EXTRACTED RECORDS
■ ■ ■ ■ ■

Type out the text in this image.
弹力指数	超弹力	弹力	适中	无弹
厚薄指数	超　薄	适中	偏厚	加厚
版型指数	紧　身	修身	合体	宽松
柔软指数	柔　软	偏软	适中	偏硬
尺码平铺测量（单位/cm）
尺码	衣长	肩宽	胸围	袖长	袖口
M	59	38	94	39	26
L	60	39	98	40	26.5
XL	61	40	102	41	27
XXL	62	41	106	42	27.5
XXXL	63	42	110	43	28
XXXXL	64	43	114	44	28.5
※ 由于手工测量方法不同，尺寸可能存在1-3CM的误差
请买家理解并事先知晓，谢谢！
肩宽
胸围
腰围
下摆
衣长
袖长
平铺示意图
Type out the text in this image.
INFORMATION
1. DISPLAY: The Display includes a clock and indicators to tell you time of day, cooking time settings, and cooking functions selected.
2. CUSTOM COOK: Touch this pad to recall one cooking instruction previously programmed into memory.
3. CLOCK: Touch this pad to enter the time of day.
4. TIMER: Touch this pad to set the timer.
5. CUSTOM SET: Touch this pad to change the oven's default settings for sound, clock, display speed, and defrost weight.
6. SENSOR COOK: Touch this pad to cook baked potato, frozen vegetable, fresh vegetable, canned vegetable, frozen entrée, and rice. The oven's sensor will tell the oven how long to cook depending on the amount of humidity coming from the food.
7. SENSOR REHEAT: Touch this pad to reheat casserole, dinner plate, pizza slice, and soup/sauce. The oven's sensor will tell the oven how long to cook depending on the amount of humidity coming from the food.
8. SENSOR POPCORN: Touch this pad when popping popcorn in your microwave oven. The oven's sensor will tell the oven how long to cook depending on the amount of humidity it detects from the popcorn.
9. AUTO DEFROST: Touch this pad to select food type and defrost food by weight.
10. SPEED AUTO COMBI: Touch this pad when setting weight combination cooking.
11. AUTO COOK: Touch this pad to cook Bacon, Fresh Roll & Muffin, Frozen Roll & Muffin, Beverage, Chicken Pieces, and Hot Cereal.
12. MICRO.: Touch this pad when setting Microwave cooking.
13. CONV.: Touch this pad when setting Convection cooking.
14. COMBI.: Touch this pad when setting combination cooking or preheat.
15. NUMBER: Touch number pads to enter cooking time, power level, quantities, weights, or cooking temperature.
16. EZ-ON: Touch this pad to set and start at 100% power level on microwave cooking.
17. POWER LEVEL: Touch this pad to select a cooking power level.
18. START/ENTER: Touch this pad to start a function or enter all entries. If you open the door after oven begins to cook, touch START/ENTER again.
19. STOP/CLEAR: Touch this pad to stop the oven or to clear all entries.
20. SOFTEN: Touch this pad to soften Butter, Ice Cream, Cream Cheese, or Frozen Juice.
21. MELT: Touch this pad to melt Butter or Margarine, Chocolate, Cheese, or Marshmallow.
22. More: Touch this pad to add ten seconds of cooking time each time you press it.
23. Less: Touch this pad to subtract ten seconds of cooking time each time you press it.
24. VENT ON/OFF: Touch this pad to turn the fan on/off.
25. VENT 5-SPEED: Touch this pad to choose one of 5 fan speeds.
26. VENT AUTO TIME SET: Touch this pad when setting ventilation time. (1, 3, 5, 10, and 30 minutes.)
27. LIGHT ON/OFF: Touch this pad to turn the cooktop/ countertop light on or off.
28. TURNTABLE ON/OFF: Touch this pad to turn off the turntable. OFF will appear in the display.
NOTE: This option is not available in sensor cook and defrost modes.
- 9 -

■ ■ ■ ■ ■

YOUR INSTRUCTIONS
From the entries above, list each line with "defrost" in it.

EXERCISE SOLUTION
5. CUSTOM SET: Touch this pad to change the oven's default settings for sound, clock, display speed, and defrost weight.
9. AUTO DEFROST: Touch this pad to select food type and defrost food by weight.
NOTE: This option is not available in sensor cook and defrost modes.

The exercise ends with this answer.